Les médias australiens censurent leurs unes pour défendre la liberté de presse

Par Élodie C. le 21/10/2019

Temps de lecture : 3 min

Lorsque le gouvernement vous cache la vérité, qu'est-ce qu'il vous cache ?

Ce lundi 21 octobre, les Australiens découvraient des unes censurées sur l’ensemble des quotidiens d’information du pays, dont The Australian, The Guardian, News Corp, The Sydney Morning Herald et l’Australian Financial Review. La raison ? Lutter « contre la culture grandissante du secret qui limite la capacité des journalistes à demander des comptes aux puissants« , explique ainsi The Sydney Morning Herald dans un communiqué. Cette action a pour but d’alerter les lecteurs sur les dangers menaçant la liberté d’informer dans un pays où la liberté de la presse n’est pas explicitement inscrite dans la Constitution.

La campagne coordonnée, « Right to Know » (« Droit de savoir » en VF), intervient après plusieurs perquisitions et descentes de la police fédérale australienne en début d’année au sein d’organes de presse, comme ABC Sydney, mais aussi chez une journaliste de News Corp ayant publié des informations embarrassantes pour le gouvernement. En réponse, ces médias affichent les unes telles que le pouvoir aimerait les voir : caviardées et à l’image des documents généralement transmis par les services de renseignement aux médias d’information.

Cette campagne est également déclinée en TV à travers des publicités déployées sur toutes les chaînes invitant les téléspectateurs à réfléchir à la question, slogan de la campagne : « Lorsque le gouvernement vous cache la vérité, qu’est-ce qu’il vous cache ? »

« La culture du secret qui découle de ces dispositions légales restreint le droit de tout Australien à être informé et cela va bien au-delà de l’intention de départ qui était la préservation de la sécurité nationale », estime Paul Murphy, chef du syndicat professionnel Media Entertainment & Arts Alliance (MEAA).

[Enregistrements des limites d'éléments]
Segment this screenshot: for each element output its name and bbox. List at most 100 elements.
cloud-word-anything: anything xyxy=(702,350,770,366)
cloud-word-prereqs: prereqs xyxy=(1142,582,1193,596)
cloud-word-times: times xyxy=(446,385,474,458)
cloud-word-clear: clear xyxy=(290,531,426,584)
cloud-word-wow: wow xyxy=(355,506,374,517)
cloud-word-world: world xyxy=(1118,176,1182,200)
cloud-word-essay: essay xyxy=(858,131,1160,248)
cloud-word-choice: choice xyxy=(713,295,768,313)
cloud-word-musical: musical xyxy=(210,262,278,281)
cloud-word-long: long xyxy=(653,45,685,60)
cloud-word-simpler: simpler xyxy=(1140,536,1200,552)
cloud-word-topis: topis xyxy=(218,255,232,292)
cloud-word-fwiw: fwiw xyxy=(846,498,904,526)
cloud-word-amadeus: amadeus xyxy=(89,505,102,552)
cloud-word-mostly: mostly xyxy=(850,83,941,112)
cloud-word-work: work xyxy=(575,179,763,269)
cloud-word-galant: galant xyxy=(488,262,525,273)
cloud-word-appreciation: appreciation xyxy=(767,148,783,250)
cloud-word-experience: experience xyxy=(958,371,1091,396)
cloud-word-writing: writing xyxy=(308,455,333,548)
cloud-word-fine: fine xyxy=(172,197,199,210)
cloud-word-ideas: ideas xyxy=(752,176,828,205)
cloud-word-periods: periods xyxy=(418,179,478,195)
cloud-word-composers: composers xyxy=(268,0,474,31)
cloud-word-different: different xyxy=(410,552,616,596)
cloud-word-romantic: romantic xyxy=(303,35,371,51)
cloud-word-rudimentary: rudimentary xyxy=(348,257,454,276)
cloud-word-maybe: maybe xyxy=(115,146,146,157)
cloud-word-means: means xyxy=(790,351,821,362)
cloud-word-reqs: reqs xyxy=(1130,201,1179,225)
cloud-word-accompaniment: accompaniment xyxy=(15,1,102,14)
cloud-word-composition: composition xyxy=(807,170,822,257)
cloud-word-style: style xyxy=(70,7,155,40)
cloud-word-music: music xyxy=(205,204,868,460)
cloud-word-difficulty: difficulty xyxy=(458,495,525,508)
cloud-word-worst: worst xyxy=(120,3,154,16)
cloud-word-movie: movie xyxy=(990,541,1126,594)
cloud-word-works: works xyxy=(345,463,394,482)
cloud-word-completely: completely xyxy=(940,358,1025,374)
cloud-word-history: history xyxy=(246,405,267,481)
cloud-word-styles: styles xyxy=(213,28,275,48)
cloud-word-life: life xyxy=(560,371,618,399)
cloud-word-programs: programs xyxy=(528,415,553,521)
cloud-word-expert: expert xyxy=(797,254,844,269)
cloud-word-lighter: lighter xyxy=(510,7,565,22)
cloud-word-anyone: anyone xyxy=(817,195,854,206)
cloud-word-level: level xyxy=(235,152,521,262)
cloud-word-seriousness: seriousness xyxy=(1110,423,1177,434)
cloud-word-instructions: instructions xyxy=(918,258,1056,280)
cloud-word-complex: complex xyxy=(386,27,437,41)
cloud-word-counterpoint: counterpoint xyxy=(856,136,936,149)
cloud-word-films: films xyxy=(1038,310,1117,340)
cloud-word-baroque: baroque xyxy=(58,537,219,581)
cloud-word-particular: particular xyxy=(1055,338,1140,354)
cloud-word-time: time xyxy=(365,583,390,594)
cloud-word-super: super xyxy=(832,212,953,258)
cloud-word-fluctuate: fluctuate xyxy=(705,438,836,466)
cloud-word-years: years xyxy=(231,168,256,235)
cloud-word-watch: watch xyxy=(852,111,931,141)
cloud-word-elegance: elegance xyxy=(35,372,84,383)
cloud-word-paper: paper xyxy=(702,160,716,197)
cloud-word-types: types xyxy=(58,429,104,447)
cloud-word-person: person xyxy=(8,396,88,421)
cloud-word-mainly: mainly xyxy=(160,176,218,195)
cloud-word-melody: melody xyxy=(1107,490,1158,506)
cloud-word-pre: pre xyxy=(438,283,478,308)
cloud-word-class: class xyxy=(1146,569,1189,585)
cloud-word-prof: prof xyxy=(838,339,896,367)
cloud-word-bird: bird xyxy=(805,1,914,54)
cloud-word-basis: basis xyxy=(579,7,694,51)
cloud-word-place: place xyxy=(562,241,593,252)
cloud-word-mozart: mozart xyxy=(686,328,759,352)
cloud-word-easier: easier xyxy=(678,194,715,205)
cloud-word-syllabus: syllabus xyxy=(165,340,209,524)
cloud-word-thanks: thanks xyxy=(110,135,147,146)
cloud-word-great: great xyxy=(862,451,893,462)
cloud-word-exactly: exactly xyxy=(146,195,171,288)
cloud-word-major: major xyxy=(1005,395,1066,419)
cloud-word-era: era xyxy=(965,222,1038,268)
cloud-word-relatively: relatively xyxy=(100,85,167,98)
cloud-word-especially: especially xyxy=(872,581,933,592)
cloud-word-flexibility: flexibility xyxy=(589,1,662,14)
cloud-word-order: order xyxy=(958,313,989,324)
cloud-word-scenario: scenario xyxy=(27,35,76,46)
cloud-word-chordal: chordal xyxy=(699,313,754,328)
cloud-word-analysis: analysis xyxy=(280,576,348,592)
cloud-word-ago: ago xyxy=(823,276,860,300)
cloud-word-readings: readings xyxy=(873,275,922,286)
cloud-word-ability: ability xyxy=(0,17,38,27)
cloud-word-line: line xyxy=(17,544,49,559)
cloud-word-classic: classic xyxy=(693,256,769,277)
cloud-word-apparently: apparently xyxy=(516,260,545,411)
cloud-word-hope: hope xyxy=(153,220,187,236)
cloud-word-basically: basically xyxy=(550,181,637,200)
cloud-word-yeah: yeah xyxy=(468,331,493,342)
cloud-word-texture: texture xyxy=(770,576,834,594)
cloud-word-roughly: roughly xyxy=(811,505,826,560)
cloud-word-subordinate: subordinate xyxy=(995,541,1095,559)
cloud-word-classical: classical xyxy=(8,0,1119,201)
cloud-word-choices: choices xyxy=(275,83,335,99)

Énoncé 1:
Dans l'article sur les unes censurées, quelle fonction Paul Murphy occupe-t-il ?
Énoncé 2:
Reprenez, s'il vous plaît, le passage de l'article sur les unes censurées allant de « Cette campagne est » jusqu'à « Arts Alliance (MEAA). », en renommant « téléspectateurs » en « spectateurs ».

Résultat 1:
Il est le chef du syndicat professionnel Media Entertainment & Arts Alliance (MEAA).

Résultat 2:
Cette campagne est également déclinée en TV à travers des publicités déployées sur toutes les chaînes invitant les spectateurs à réfléchir à la question, slogan de la campagne : « Lorsque le gouvernement vous cache la vérité, qu’est-ce qu’il vous cache ? »

« La culture du secret qui découle de ces dispositions légales restreint le droit de tout Australien à être informé et cela va bien au-delà de l’intention de départ qui était la préservation de la sécurité nationale », estime Paul Murphy, chef du syndicat professionnel Media Entertainment & Arts Alliance (MEAA).